[begin Dataset content]

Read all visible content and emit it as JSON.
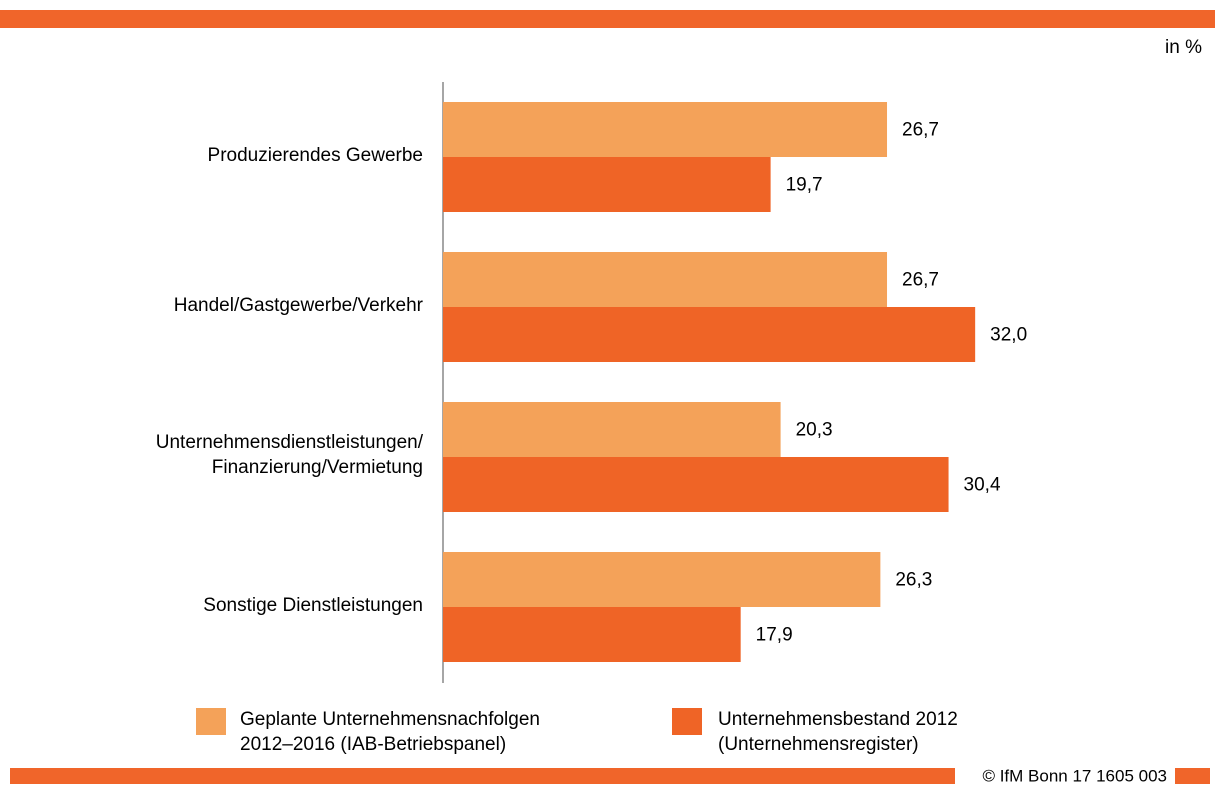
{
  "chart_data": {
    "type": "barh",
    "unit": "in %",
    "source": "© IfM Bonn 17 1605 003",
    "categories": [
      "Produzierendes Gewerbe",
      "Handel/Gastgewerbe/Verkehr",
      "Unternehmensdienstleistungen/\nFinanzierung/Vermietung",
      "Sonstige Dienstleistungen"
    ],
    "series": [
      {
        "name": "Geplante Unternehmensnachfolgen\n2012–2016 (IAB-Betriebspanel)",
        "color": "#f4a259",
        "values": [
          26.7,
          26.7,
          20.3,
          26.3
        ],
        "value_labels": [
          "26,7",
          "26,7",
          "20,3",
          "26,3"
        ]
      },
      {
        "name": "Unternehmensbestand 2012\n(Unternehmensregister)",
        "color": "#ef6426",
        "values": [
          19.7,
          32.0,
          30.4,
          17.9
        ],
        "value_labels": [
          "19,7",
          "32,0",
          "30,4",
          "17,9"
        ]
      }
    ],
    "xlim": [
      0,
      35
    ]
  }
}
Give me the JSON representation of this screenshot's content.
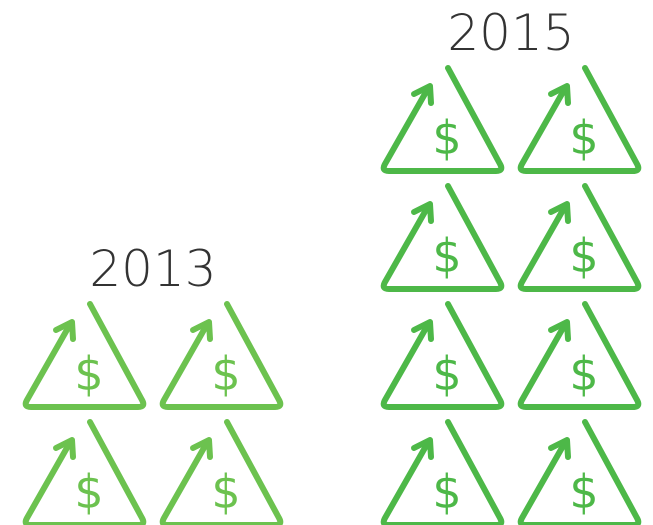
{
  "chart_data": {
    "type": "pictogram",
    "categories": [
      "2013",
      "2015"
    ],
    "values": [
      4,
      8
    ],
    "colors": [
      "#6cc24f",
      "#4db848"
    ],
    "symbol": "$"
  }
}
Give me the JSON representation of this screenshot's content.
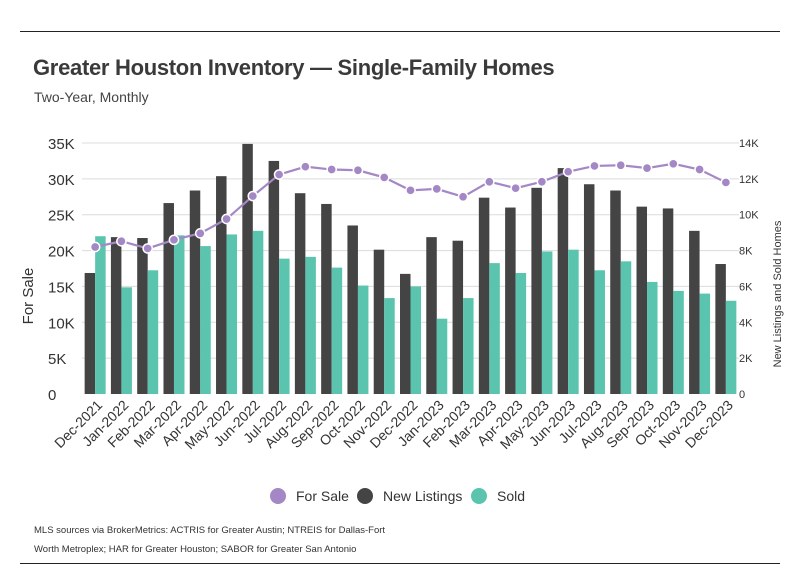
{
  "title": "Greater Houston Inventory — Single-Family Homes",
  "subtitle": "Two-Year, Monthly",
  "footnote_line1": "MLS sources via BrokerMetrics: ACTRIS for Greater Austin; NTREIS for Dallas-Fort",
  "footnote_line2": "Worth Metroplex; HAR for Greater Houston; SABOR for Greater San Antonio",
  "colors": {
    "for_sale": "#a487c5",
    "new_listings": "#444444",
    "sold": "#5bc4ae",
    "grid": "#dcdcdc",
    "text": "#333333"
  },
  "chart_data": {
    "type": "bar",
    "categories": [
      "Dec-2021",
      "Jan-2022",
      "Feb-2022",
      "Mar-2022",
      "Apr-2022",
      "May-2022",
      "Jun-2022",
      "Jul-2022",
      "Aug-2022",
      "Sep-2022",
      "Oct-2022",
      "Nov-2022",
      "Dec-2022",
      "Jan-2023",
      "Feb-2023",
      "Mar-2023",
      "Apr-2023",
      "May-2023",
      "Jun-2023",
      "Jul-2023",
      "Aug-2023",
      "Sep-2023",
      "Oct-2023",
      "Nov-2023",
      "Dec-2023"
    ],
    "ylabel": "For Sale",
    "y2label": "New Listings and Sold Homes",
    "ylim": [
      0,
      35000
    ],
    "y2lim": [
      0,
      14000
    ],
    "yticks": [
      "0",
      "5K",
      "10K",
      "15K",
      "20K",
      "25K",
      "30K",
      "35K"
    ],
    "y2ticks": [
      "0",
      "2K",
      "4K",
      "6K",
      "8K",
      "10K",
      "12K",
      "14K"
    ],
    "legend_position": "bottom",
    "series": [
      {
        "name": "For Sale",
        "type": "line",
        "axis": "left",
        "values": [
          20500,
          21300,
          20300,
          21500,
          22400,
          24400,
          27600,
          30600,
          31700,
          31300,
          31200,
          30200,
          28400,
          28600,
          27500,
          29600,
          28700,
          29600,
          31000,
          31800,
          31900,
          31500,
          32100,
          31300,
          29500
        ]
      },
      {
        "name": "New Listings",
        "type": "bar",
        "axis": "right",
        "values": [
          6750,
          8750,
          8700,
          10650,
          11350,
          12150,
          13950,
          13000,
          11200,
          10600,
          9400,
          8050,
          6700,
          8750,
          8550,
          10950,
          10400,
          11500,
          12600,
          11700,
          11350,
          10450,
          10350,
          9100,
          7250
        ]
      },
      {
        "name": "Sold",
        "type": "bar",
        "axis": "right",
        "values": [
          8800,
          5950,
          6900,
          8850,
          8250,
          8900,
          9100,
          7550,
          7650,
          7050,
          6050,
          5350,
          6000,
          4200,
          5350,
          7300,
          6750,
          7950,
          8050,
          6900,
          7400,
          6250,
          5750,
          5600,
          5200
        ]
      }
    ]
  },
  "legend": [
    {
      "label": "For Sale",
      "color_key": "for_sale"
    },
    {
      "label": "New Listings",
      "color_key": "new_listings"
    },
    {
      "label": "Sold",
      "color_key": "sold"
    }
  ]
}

[end Dataset content]

=== What you should do ===
Go through the listing above and quote it exactly, apart from its images.

=== Task result ===
Read all visible content and emit it as JSON.
{
  "chart_data": {
    "type": "barh",
    "unit": "in %",
    "source": "© IfM Bonn 17 1605 003",
    "categories": [
      "Produzierendes Gewerbe",
      "Handel/Gastgewerbe/Verkehr",
      "Unternehmensdienstleistungen/\nFinanzierung/Vermietung",
      "Sonstige Dienstleistungen"
    ],
    "series": [
      {
        "name": "Geplante Unternehmensnachfolgen\n2012–2016 (IAB-Betriebspanel)",
        "color": "#f4a259",
        "values": [
          26.7,
          26.7,
          20.3,
          26.3
        ],
        "value_labels": [
          "26,7",
          "26,7",
          "20,3",
          "26,3"
        ]
      },
      {
        "name": "Unternehmensbestand 2012\n(Unternehmensregister)",
        "color": "#ef6426",
        "values": [
          19.7,
          32.0,
          30.4,
          17.9
        ],
        "value_labels": [
          "19,7",
          "32,0",
          "30,4",
          "17,9"
        ]
      }
    ],
    "xlim": [
      0,
      35
    ]
  }
}
Give me the JSON representation of this screenshot's content.
{
  "chart_data": {
    "type": "pictogram",
    "categories": [
      "2013",
      "2015"
    ],
    "values": [
      4,
      8
    ],
    "colors": [
      "#6cc24f",
      "#4db848"
    ],
    "symbol": "$"
  }
}
Give me the JSON representation of this screenshot's content.
{
  "title": "Greater Houston Inventory — Single-Family Homes",
  "subtitle": "Two-Year, Monthly",
  "footnote_line1": "MLS sources via BrokerMetrics: ACTRIS for Greater Austin; NTREIS for Dallas-Fort",
  "footnote_line2": "Worth Metroplex; HAR for Greater Houston; SABOR for Greater San Antonio",
  "colors": {
    "for_sale": "#a487c5",
    "new_listings": "#444444",
    "sold": "#5bc4ae",
    "grid": "#dcdcdc",
    "text": "#333333"
  },
  "chart_data": {
    "type": "bar",
    "categories": [
      "Dec-2021",
      "Jan-2022",
      "Feb-2022",
      "Mar-2022",
      "Apr-2022",
      "May-2022",
      "Jun-2022",
      "Jul-2022",
      "Aug-2022",
      "Sep-2022",
      "Oct-2022",
      "Nov-2022",
      "Dec-2022",
      "Jan-2023",
      "Feb-2023",
      "Mar-2023",
      "Apr-2023",
      "May-2023",
      "Jun-2023",
      "Jul-2023",
      "Aug-2023",
      "Sep-2023",
      "Oct-2023",
      "Nov-2023",
      "Dec-2023"
    ],
    "ylabel": "For Sale",
    "y2label": "New Listings and Sold Homes",
    "ylim": [
      0,
      35000
    ],
    "y2lim": [
      0,
      14000
    ],
    "yticks": [
      "0",
      "5K",
      "10K",
      "15K",
      "20K",
      "25K",
      "30K",
      "35K"
    ],
    "y2ticks": [
      "0",
      "2K",
      "4K",
      "6K",
      "8K",
      "10K",
      "12K",
      "14K"
    ],
    "legend_position": "bottom",
    "series": [
      {
        "name": "For Sale",
        "type": "line",
        "axis": "left",
        "values": [
          20500,
          21300,
          20300,
          21500,
          22400,
          24400,
          27600,
          30600,
          31700,
          31300,
          31200,
          30200,
          28400,
          28600,
          27500,
          29600,
          28700,
          29600,
          31000,
          31800,
          31900,
          31500,
          32100,
          31300,
          29500
        ]
      },
      {
        "name": "New Listings",
        "type": "bar",
        "axis": "right",
        "values": [
          6750,
          8750,
          8700,
          10650,
          11350,
          12150,
          13950,
          13000,
          11200,
          10600,
          9400,
          8050,
          6700,
          8750,
          8550,
          10950,
          10400,
          11500,
          12600,
          11700,
          11350,
          10450,
          10350,
          9100,
          7250
        ]
      },
      {
        "name": "Sold",
        "type": "bar",
        "axis": "right",
        "values": [
          8800,
          5950,
          6900,
          8850,
          8250,
          8900,
          9100,
          7550,
          7650,
          7050,
          6050,
          5350,
          6000,
          4200,
          5350,
          7300,
          6750,
          7950,
          8050,
          6900,
          7400,
          6250,
          5750,
          5600,
          5200
        ]
      }
    ]
  },
  "legend": [
    {
      "label": "For Sale",
      "color_key": "for_sale"
    },
    {
      "label": "New Listings",
      "color_key": "new_listings"
    },
    {
      "label": "Sold",
      "color_key": "sold"
    }
  ]
}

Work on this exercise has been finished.